• Task requirements: Copy the lines of each of these entries word for word, omitting the pictures.

[Image-based layout entries]
--------

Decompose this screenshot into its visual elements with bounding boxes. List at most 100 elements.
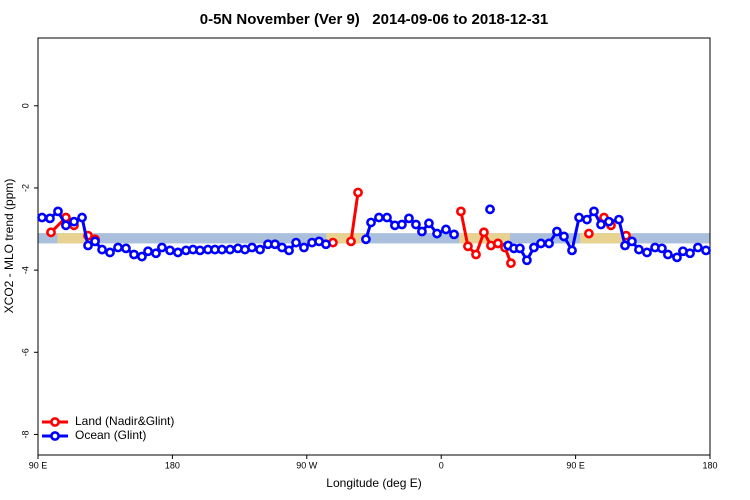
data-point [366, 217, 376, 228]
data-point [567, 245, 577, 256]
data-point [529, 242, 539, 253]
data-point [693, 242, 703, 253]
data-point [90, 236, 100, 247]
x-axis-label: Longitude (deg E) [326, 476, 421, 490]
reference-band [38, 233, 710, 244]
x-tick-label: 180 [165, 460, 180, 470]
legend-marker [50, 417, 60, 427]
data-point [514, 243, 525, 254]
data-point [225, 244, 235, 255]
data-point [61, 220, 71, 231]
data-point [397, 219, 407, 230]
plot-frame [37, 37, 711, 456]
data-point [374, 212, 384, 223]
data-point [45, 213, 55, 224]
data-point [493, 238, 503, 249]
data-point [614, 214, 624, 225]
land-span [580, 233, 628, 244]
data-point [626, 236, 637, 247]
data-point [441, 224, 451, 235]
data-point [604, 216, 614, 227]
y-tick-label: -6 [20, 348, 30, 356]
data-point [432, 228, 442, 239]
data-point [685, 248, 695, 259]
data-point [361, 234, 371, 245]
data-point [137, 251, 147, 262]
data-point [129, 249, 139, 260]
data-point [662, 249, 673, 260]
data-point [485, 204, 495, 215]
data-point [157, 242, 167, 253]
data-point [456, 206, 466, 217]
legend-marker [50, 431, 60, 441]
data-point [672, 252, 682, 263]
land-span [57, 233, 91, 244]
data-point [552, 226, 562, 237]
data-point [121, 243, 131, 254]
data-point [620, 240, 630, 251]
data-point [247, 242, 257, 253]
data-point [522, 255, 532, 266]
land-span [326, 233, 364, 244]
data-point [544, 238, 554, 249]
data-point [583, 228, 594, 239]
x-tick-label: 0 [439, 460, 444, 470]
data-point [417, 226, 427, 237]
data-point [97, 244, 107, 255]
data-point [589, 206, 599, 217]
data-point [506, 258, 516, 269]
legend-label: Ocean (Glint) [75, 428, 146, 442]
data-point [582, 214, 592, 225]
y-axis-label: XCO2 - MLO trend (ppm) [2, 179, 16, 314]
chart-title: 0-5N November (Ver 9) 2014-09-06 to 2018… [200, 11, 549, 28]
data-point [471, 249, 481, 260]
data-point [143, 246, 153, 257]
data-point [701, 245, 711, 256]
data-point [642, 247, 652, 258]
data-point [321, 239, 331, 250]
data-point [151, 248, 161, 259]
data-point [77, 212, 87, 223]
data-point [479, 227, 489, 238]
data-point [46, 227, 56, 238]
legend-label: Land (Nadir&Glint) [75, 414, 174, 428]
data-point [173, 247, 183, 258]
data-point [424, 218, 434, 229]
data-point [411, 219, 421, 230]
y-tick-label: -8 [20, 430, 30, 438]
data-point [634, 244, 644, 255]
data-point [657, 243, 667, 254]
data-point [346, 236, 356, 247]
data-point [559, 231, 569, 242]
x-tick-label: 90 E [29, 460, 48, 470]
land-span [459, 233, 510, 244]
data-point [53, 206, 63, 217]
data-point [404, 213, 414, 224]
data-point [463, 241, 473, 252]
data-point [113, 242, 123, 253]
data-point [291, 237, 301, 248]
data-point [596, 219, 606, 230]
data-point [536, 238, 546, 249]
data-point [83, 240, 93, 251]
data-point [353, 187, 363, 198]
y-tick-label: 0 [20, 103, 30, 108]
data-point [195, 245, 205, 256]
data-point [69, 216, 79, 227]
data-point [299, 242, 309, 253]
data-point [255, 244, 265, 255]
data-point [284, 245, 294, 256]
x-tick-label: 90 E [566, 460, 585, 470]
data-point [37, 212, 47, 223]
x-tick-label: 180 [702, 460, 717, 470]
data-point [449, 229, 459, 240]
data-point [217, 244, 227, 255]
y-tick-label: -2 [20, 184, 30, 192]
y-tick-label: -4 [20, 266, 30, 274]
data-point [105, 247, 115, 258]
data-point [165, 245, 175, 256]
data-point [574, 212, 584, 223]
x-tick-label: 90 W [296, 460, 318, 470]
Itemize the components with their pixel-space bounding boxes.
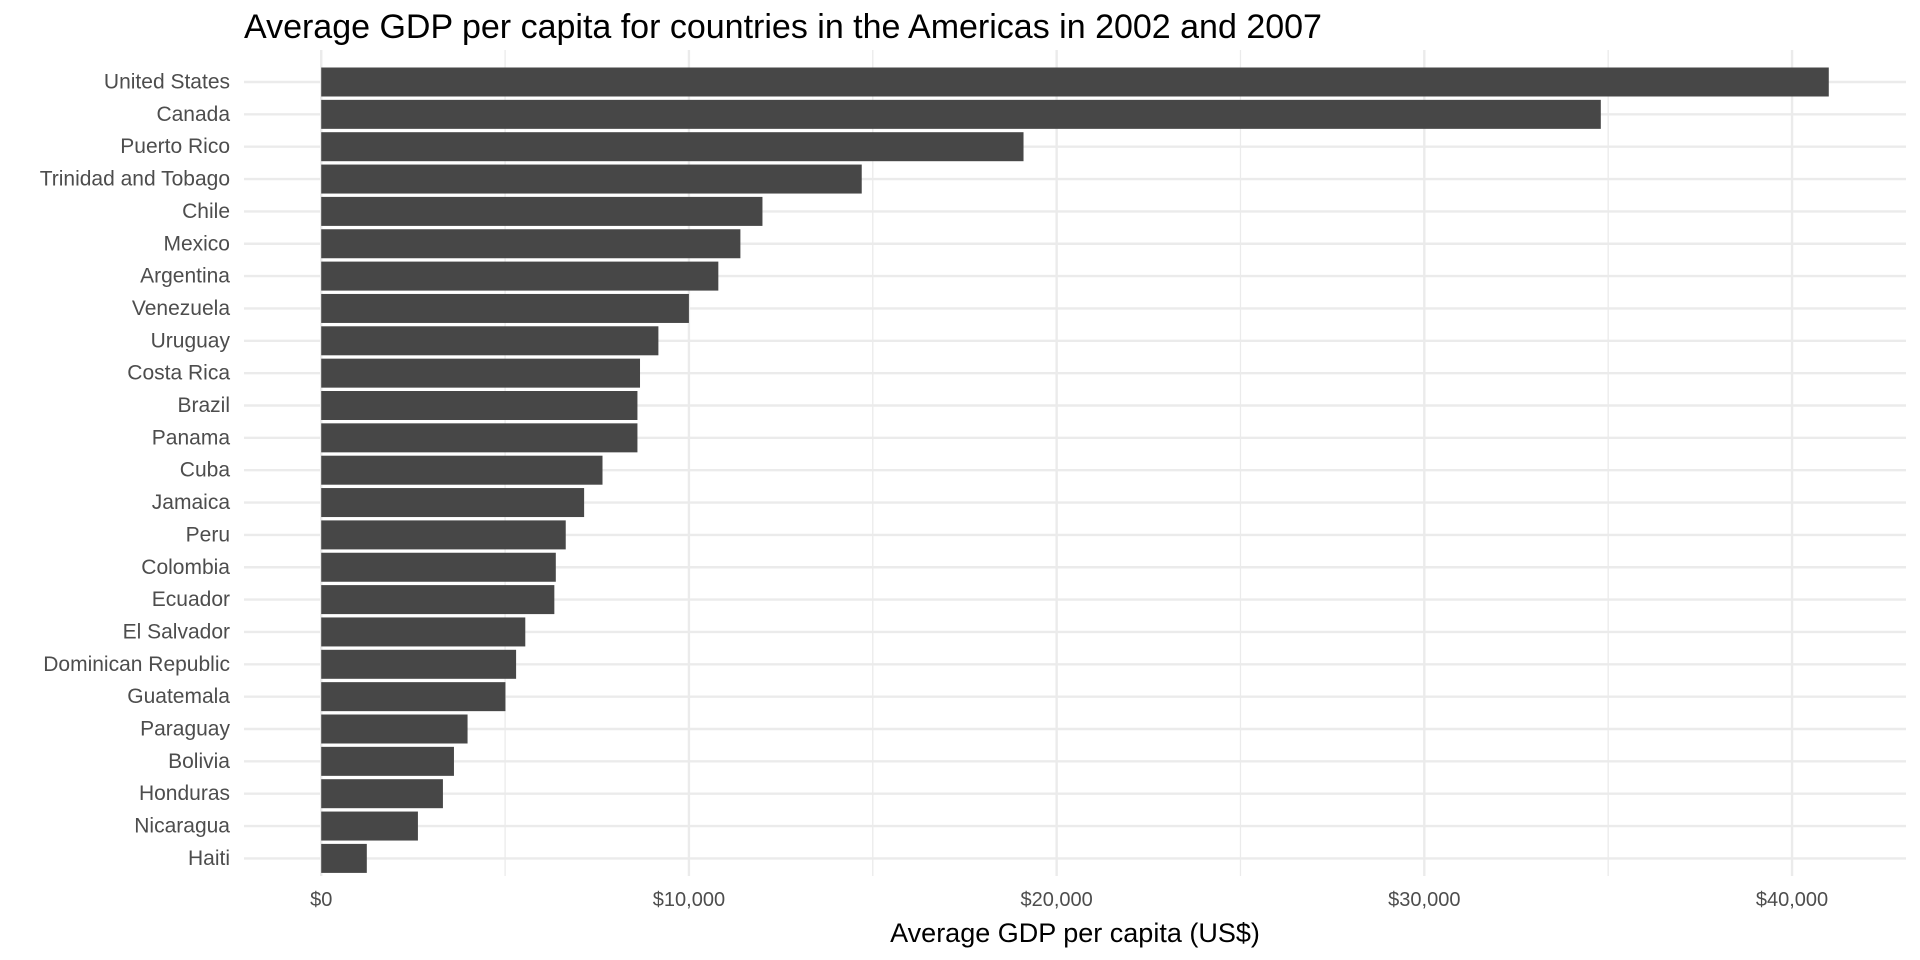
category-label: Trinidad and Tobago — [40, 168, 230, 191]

--------

• Solution to this task:
Decompose this screenshot into its visual elements with bounding boxes. List at most 100 elements.
data-point [366, 217, 376, 228]
data-point [567, 245, 577, 256]
data-point [529, 242, 539, 253]
data-point [693, 242, 703, 253]
data-point [90, 236, 100, 247]
x-axis-label: Longitude (deg E) [326, 476, 421, 490]
reference-band [38, 233, 710, 244]
x-tick-label: 180 [165, 460, 180, 470]
legend-marker [50, 417, 60, 427]
data-point [514, 243, 525, 254]
data-point [225, 244, 235, 255]
data-point [61, 220, 71, 231]
data-point [397, 219, 407, 230]
plot-frame [37, 37, 711, 456]
data-point [374, 212, 384, 223]
data-point [45, 213, 55, 224]
data-point [493, 238, 503, 249]
data-point [614, 214, 624, 225]
land-span [580, 233, 628, 244]
data-point [626, 236, 637, 247]
data-point [441, 224, 451, 235]
data-point [604, 216, 614, 227]
y-tick-label: -6 [20, 348, 30, 356]
data-point [432, 228, 442, 239]
data-point [685, 248, 695, 259]
data-point [361, 234, 371, 245]
data-point [137, 251, 147, 262]
data-point [129, 249, 139, 260]
data-point [662, 249, 673, 260]
data-point [485, 204, 495, 215]
data-point [157, 242, 167, 253]
data-point [456, 206, 466, 217]
legend-marker [50, 431, 60, 441]
data-point [672, 252, 682, 263]
land-span [57, 233, 91, 244]
data-point [552, 226, 562, 237]
data-point [121, 243, 131, 254]
data-point [620, 240, 630, 251]
data-point [247, 242, 257, 253]
data-point [522, 255, 532, 266]
land-span [326, 233, 364, 244]
data-point [544, 238, 554, 249]
data-point [583, 228, 594, 239]
x-tick-label: 0 [439, 460, 444, 470]
data-point [417, 226, 427, 237]
data-point [97, 244, 107, 255]
data-point [589, 206, 599, 217]
data-point [506, 258, 516, 269]
legend-label: Ocean (Glint) [75, 428, 146, 442]
data-point [582, 214, 592, 225]
y-axis-label: XCO2 - MLO trend (ppm) [2, 179, 16, 314]
chart-title: 0-5N November (Ver 9) 2014-09-06 to 2018… [200, 11, 549, 28]
data-point [471, 249, 481, 260]
data-point [143, 246, 153, 257]
data-point [701, 245, 711, 256]
data-point [642, 247, 652, 258]
data-point [321, 239, 331, 250]
data-point [151, 248, 161, 259]
data-point [77, 212, 87, 223]
data-point [479, 227, 489, 238]
data-point [46, 227, 56, 238]
legend-label: Land (Nadir&Glint) [75, 414, 174, 428]
data-point [173, 247, 183, 258]
data-point [424, 218, 434, 229]
data-point [411, 219, 421, 230]
y-tick-label: -8 [20, 430, 30, 438]
data-point [634, 244, 644, 255]
data-point [657, 243, 667, 254]
data-point [346, 236, 356, 247]
data-point [559, 231, 569, 242]
x-tick-label: 90 E [29, 460, 48, 470]
land-span [459, 233, 510, 244]
data-point [53, 206, 63, 217]
data-point [404, 213, 414, 224]
data-point [463, 241, 473, 252]
data-point [113, 242, 123, 253]
data-point [291, 237, 301, 248]
data-point [596, 219, 606, 230]
data-point [536, 238, 546, 249]
data-point [83, 240, 93, 251]
data-point [353, 187, 363, 198]
y-tick-label: 0 [20, 103, 30, 108]
data-point [195, 245, 205, 256]
data-point [69, 216, 79, 227]
data-point [299, 242, 309, 253]
data-point [255, 244, 265, 255]
data-point [284, 245, 294, 256]
x-tick-label: 90 E [566, 460, 585, 470]
data-point [37, 212, 47, 223]
x-tick-label: 180 [702, 460, 717, 470]
data-point [449, 229, 459, 240]
data-point [217, 244, 227, 255]
y-tick-label: -2 [20, 184, 30, 192]
y-tick-label: -4 [20, 266, 30, 274]
data-point [105, 247, 115, 258]
data-point [165, 245, 175, 256]
data-point [574, 212, 584, 223]
x-tick-label: 90 W [296, 460, 318, 470]
Itemize the components with their pixel-space bounding boxes.
category-label: Trinidad and Tobago — [40, 168, 230, 191]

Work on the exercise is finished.